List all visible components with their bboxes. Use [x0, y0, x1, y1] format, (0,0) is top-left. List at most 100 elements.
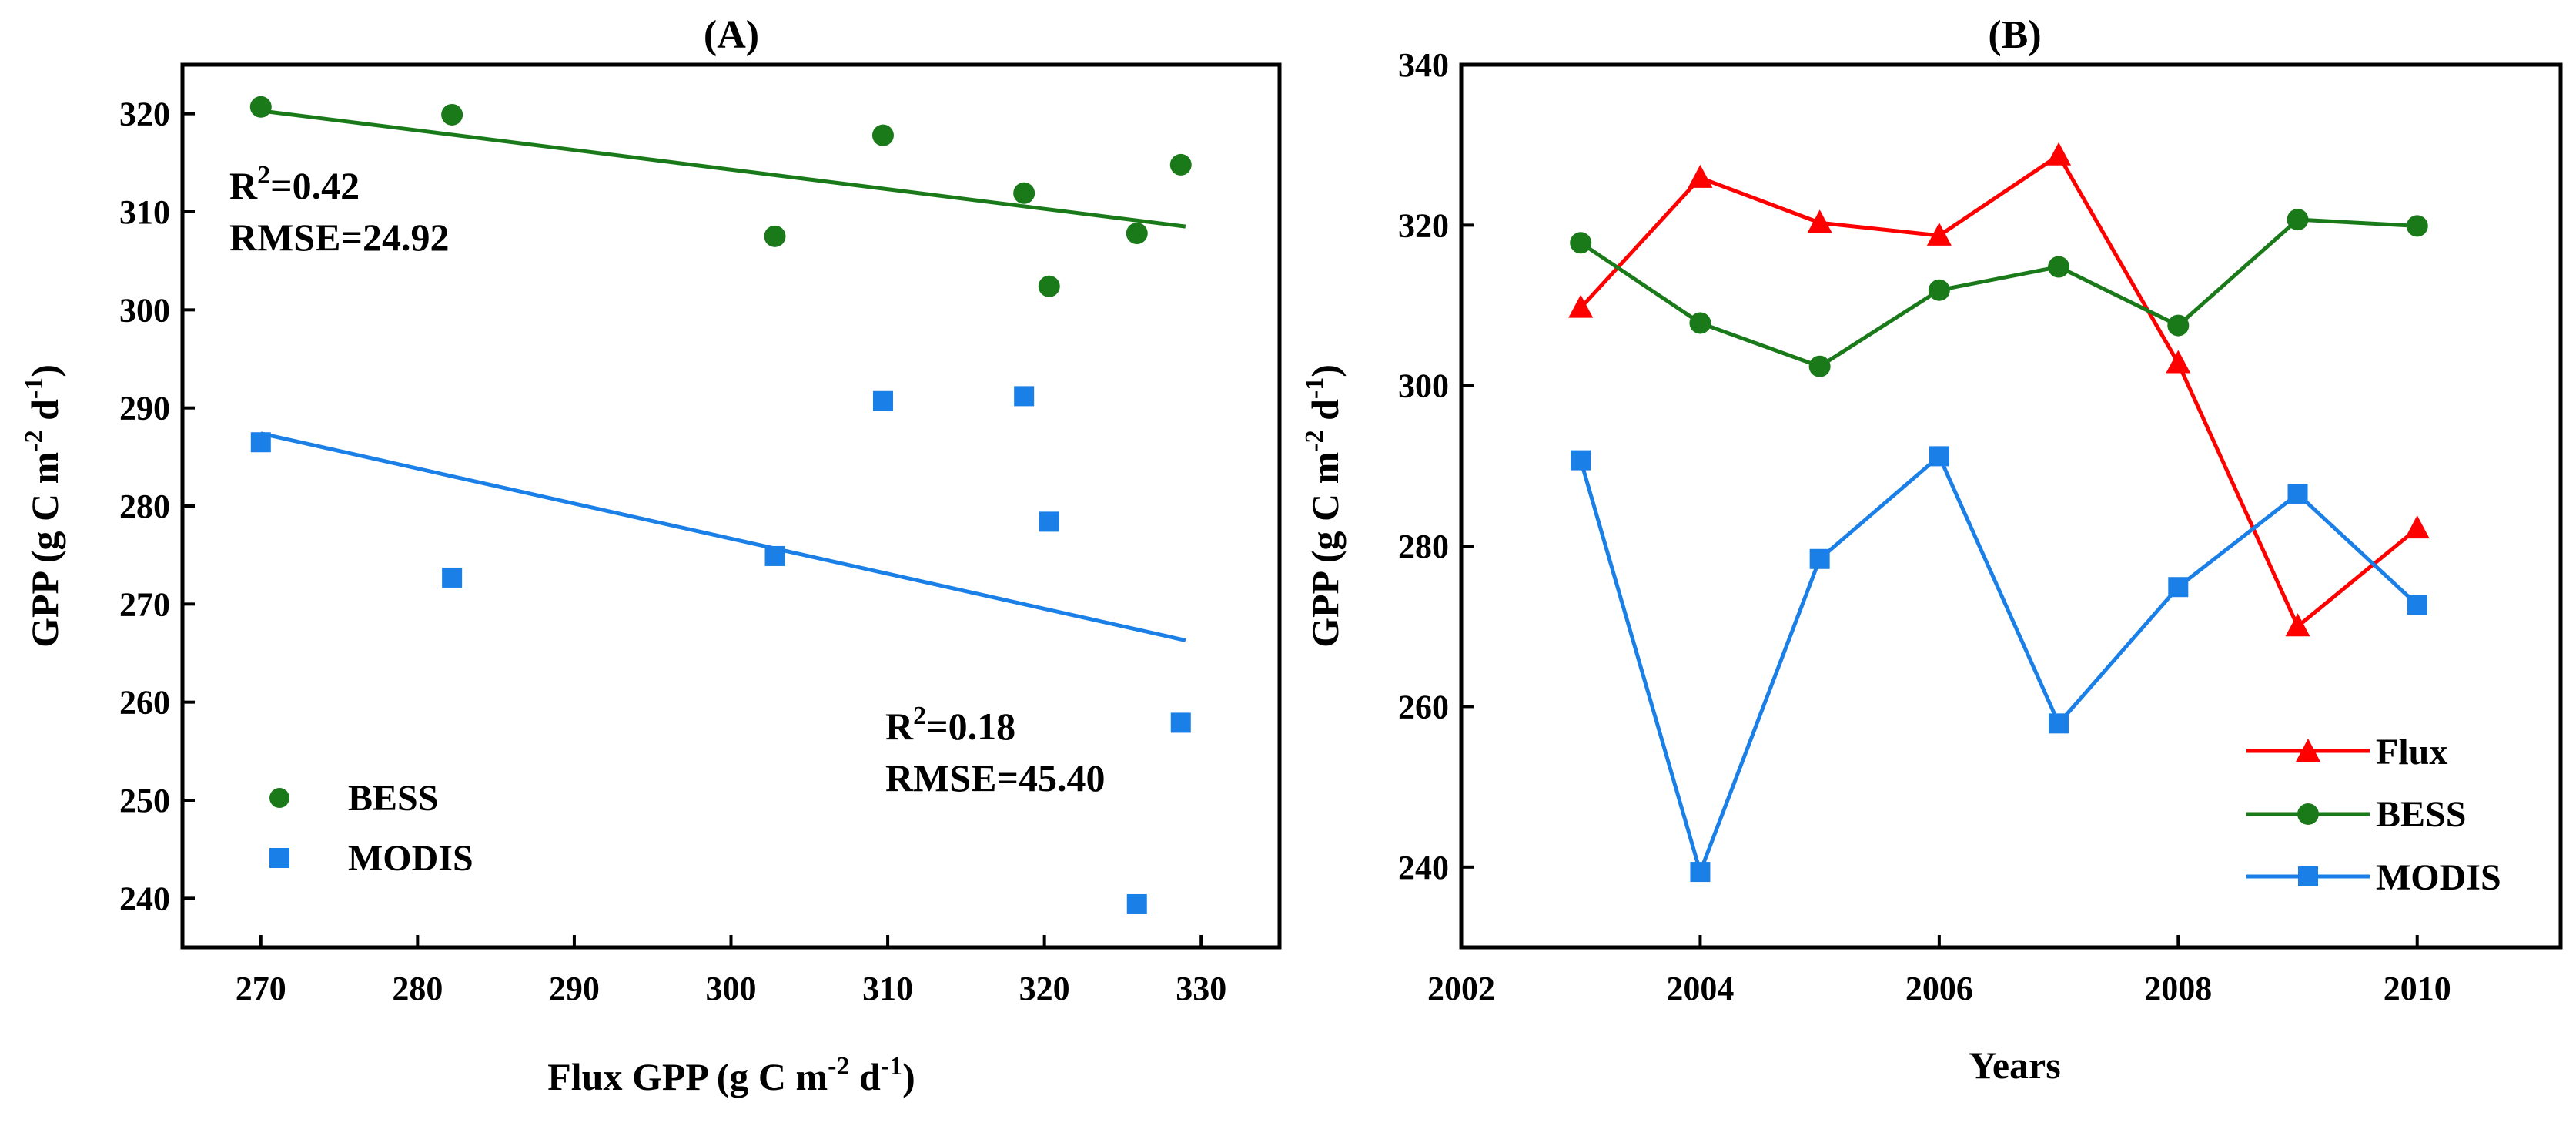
panel-a-y-label: GPP (g C m-2 d-1): [20, 364, 66, 648]
bess-point: [1126, 223, 1148, 245]
bess-point: [1013, 182, 1035, 204]
modis-series-point: [1929, 446, 1949, 467]
modis-r2-annotation: R2=0.18: [885, 702, 1015, 748]
modis-rmse-annotation: RMSE=45.40: [885, 756, 1105, 799]
bess-series-point: [2287, 209, 2309, 231]
bess-point: [871, 124, 894, 146]
panel-b-y-tick-label: 280: [1398, 528, 1449, 565]
flux-series-point: [1926, 222, 1952, 246]
legend-a-modis-marker: [269, 848, 289, 868]
panel-a-x-tick-label: 310: [862, 970, 913, 1007]
panel-b-y-tick-label: 300: [1398, 367, 1449, 405]
bess-point: [764, 225, 786, 247]
bess-series-point: [2048, 256, 2070, 278]
panel-a-x-tick-label: 330: [1176, 970, 1226, 1007]
panel-b-x-ticks: 2002 2004 2006 2008 2010: [1427, 935, 2451, 1007]
modis-point: [872, 390, 893, 411]
panel-b-x-tick-label: 2002: [1427, 970, 1495, 1007]
panel-b-y-tick-label: 340: [1398, 46, 1449, 84]
panel-a-x-tick-label: 300: [706, 970, 757, 1007]
modis-series-point: [2049, 713, 2069, 734]
bess-series-point: [1570, 232, 1592, 254]
bess-point: [249, 96, 272, 118]
panel-a-y-tick-label: 270: [119, 585, 170, 623]
flux-series-point: [2046, 142, 2072, 166]
modis-series-point: [1809, 548, 1830, 569]
flux-series-line: [1579, 152, 2419, 630]
modis-point: [250, 432, 271, 453]
panel-b-x-tick-label: 2008: [2144, 970, 2212, 1007]
panel-b-x-tick-label: 2006: [1905, 970, 1973, 1007]
bess-point: [1169, 153, 1192, 176]
legend-a-modis-label: MODIS: [348, 838, 473, 879]
panel-b-title: (B): [1988, 13, 2041, 57]
bess-series-line: [1579, 217, 2417, 369]
modis-series-point: [2407, 595, 2427, 615]
panel-a: (A) 270 280 290 300 310 320 330 240 250 260 270 28…: [20, 13, 1282, 1098]
panel-a-x-tick-label: 270: [236, 970, 286, 1007]
panel-b-y-ticks: 240 260 280 300 320 340: [1398, 46, 1474, 886]
modis-point: [1039, 511, 1059, 532]
modis-series-point: [2168, 577, 2189, 598]
flux-series-point: [2166, 350, 2191, 374]
bess-series-point: [2406, 215, 2428, 237]
modis-point: [764, 545, 785, 566]
bess-r2-annotation: R2=0.42: [229, 161, 360, 207]
legend-b-flux-label: Flux: [2376, 732, 2447, 772]
flux-series-point: [2285, 613, 2310, 637]
panel-b-frame: [1459, 62, 2563, 950]
panel-a-y-tick-label: 300: [119, 291, 170, 329]
legend-b-bess-marker: [2297, 803, 2319, 825]
modis-point: [1170, 712, 1191, 733]
panel-a-x-tick-label: 280: [392, 970, 443, 1007]
bess-rmse-annotation: RMSE=24.92: [229, 216, 449, 259]
panel-a-y-tick-label: 310: [119, 193, 170, 231]
legend-b-modis-marker: [2298, 866, 2318, 886]
panel-b-legend: Flux BESS MODIS: [2246, 732, 2501, 898]
flux-series-point: [1807, 209, 1832, 233]
panel-a-y-tick-label: 290: [119, 390, 170, 427]
panel-a-y-tick-label: 260: [119, 684, 170, 722]
modis-series-line: [1578, 453, 2419, 878]
panel-a-x-tick-label: 320: [1019, 970, 1070, 1007]
panel-b-x-label: Years: [1969, 1044, 2060, 1087]
panel-b-x-tick-label: 2004: [1666, 970, 1734, 1007]
bess-series-point: [1808, 355, 1831, 377]
legend-b-modis-label: MODIS: [2376, 857, 2501, 898]
bess-point: [1038, 275, 1060, 297]
flux-series-point: [1688, 164, 1713, 188]
panel-b-y-tick-label: 240: [1398, 849, 1449, 886]
modis-series-point: [1571, 450, 1591, 471]
panel-a-legend: BESS MODIS: [269, 778, 473, 879]
legend-a-bess-marker: [269, 788, 289, 808]
panel-b: (B) 2002 2004 2006 2008 2010 240 260 280 300 320…: [1300, 13, 2563, 1087]
panel-b-series: [1568, 142, 2430, 883]
bess-series-point: [2167, 314, 2190, 337]
panel-b-x-tick-label: 2010: [2384, 970, 2451, 1007]
bess-point: [441, 103, 463, 126]
panel-b-y-tick-label: 260: [1398, 688, 1449, 726]
modis-point: [1126, 893, 1147, 914]
panel-a-fit-lines: [260, 109, 1186, 642]
legend-b-flux-marker: [2296, 739, 2320, 762]
panel-a-x-tick-label: 290: [549, 970, 600, 1007]
modis-point: [1014, 386, 1035, 407]
panel-a-y-tick-label: 280: [119, 488, 170, 525]
legend-b-bess-label: BESS: [2376, 794, 2466, 835]
panel-a-y-tick-label: 250: [119, 782, 170, 819]
modis-point: [442, 567, 463, 588]
panel-b-y-label: GPP (g C m-2 d-1): [1300, 364, 1347, 648]
panel-a-y-tick-label: 240: [119, 880, 170, 917]
modis-fit-line: [260, 431, 1186, 642]
modis-series-point: [2287, 484, 2308, 504]
panel-a-y-ticks: 240 250 260 270 280 290 300 310 320: [119, 96, 195, 917]
panel-a-x-ticks: 270 280 290 300 310 320 330: [236, 935, 1226, 1007]
legend-a-bess-label: BESS: [348, 778, 438, 819]
panel-a-points: [249, 96, 1192, 914]
panel-a-title: (A): [704, 13, 759, 57]
flux-series-point: [1568, 294, 1594, 318]
bess-fit-line: [260, 109, 1186, 229]
panel-b-y-tick-label: 320: [1398, 206, 1449, 244]
panel-a-y-tick-label: 320: [119, 96, 170, 133]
* * * * * * *
GOAL
Reproduce all of the entries above line for line and without alteration, omitting the pictures.

OUTPUT OF THE EXERCISE
List all visible components with their bboxes. Use [x0, y0, x1, y1] format, (0,0) is top-left. List at most 100 elements.
panel-a-y-label: GPP (g C m-2 d-1): [20, 364, 66, 648]
bess-point: [1126, 223, 1148, 245]
bess-point: [1013, 182, 1035, 204]
modis-series-point: [1929, 446, 1949, 467]
modis-r2-annotation: R2=0.18: [885, 702, 1015, 748]
modis-rmse-annotation: RMSE=45.40: [885, 756, 1105, 799]
bess-series-point: [2287, 209, 2309, 231]
bess-point: [871, 124, 894, 146]
panel-b-y-tick-label: 280: [1398, 528, 1449, 565]
flux-series-point: [1926, 222, 1952, 246]
legend-a-modis-marker: [269, 848, 289, 868]
panel-a-x-tick-label: 310: [862, 970, 913, 1007]
panel-b-y-tick-label: 300: [1398, 367, 1449, 405]
bess-point: [764, 225, 786, 247]
bess-series-point: [2048, 256, 2070, 278]
panel-a-x-tick-label: 330: [1176, 970, 1226, 1007]
panel-b-x-ticks: 2002 2004 2006 2008 2010: [1427, 935, 2451, 1007]
modis-point: [872, 390, 893, 411]
panel-b-x-tick-label: 2002: [1427, 970, 1495, 1007]
panel-b-y-tick-label: 340: [1398, 46, 1449, 84]
panel-a-x-tick-label: 300: [706, 970, 757, 1007]
modis-series-point: [2049, 713, 2069, 734]
bess-series-point: [1570, 232, 1592, 254]
bess-point: [249, 96, 272, 118]
panel-a-y-tick-label: 270: [119, 585, 170, 623]
flux-series-point: [2046, 142, 2072, 166]
modis-series-point: [1809, 548, 1830, 569]
flux-series-line: [1579, 152, 2419, 630]
modis-point: [250, 432, 271, 453]
panel-b-x-tick-label: 2008: [2144, 970, 2212, 1007]
panel-b-x-tick-label: 2006: [1905, 970, 1973, 1007]
bess-point: [1169, 153, 1192, 176]
legend-a-modis-label: MODIS: [348, 838, 473, 879]
panel-b-title: (B): [1988, 13, 2041, 57]
bess-series-line: [1579, 217, 2417, 369]
modis-series-point: [2407, 595, 2427, 615]
panel-a: (A) 270 280 290 300 310 320 330 240 250 260 270 28…: [20, 13, 1282, 1098]
panel-a-x-tick-label: 270: [236, 970, 286, 1007]
panel-b-y-ticks: 240 260 280 300 320 340: [1398, 46, 1474, 886]
modis-point: [1039, 511, 1059, 532]
modis-series-point: [2168, 577, 2189, 598]
flux-series-point: [2166, 350, 2191, 374]
bess-series-point: [2406, 215, 2428, 237]
modis-point: [764, 545, 785, 566]
bess-r2-annotation: R2=0.42: [229, 161, 360, 207]
legend-b-flux-label: Flux: [2376, 732, 2447, 772]
flux-series-point: [2285, 613, 2310, 637]
panel-b-frame: [1459, 62, 2563, 950]
panel-a-y-tick-label: 300: [119, 291, 170, 329]
legend-b-bess-marker: [2297, 803, 2319, 825]
modis-point: [1170, 712, 1191, 733]
panel-a-x-tick-label: 280: [392, 970, 443, 1007]
bess-rmse-annotation: RMSE=24.92: [229, 216, 449, 259]
panel-a-y-tick-label: 310: [119, 193, 170, 231]
legend-b-modis-marker: [2298, 866, 2318, 886]
panel-b-legend: Flux BESS MODIS: [2246, 732, 2501, 898]
flux-series-point: [1807, 209, 1832, 233]
panel-a-y-tick-label: 290: [119, 390, 170, 427]
panel-a-y-tick-label: 260: [119, 684, 170, 722]
modis-series-line: [1578, 453, 2419, 878]
panel-a-x-tick-label: 320: [1019, 970, 1070, 1007]
panel-b-x-label: Years: [1969, 1044, 2060, 1087]
panel-b-x-tick-label: 2004: [1666, 970, 1734, 1007]
bess-series-point: [1808, 355, 1831, 377]
legend-b-modis-label: MODIS: [2376, 857, 2501, 898]
bess-point: [1038, 275, 1060, 297]
flux-series-point: [1688, 164, 1713, 188]
panel-b-y-tick-label: 240: [1398, 849, 1449, 886]
modis-series-point: [1571, 450, 1591, 471]
panel-a-legend: BESS MODIS: [269, 778, 473, 879]
legend-a-bess-marker: [269, 788, 289, 808]
panel-b: (B) 2002 2004 2006 2008 2010 240 260 280 300 320…: [1300, 13, 2563, 1087]
panel-b-series: [1568, 142, 2430, 883]
bess-series-point: [2167, 314, 2190, 337]
panel-b-x-tick-label: 2010: [2384, 970, 2451, 1007]
bess-point: [441, 103, 463, 126]
panel-b-y-tick-label: 260: [1398, 688, 1449, 726]
modis-point: [1126, 893, 1147, 914]
panel-a-fit-lines: [260, 109, 1186, 642]
legend-b-flux-marker: [2296, 739, 2320, 762]
panel-a-x-tick-label: 290: [549, 970, 600, 1007]
modis-point: [1014, 386, 1035, 407]
panel-a-y-tick-label: 280: [119, 488, 170, 525]
legend-b-bess-label: BESS: [2376, 794, 2466, 835]
panel-a-y-tick-label: 250: [119, 782, 170, 819]
modis-point: [442, 567, 463, 588]
panel-b-y-label: GPP (g C m-2 d-1): [1300, 364, 1347, 648]
panel-a-y-tick-label: 240: [119, 880, 170, 917]
modis-fit-line: [260, 431, 1186, 642]
modis-series-point: [2287, 484, 2308, 504]
panel-a-y-ticks: 240 250 260 270 280 290 300 310 320: [119, 96, 195, 917]
panel-a-x-ticks: 270 280 290 300 310 320 330: [236, 935, 1226, 1007]
legend-a-bess-label: BESS: [348, 778, 438, 819]
panel-a-points: [249, 96, 1192, 914]
panel-a-title: (A): [704, 13, 759, 57]
flux-series-point: [1568, 294, 1594, 318]
bess-fit-line: [260, 109, 1186, 229]
panel-b-y-tick-label: 320: [1398, 206, 1449, 244]
panel-a-y-tick-label: 320: [119, 96, 170, 133]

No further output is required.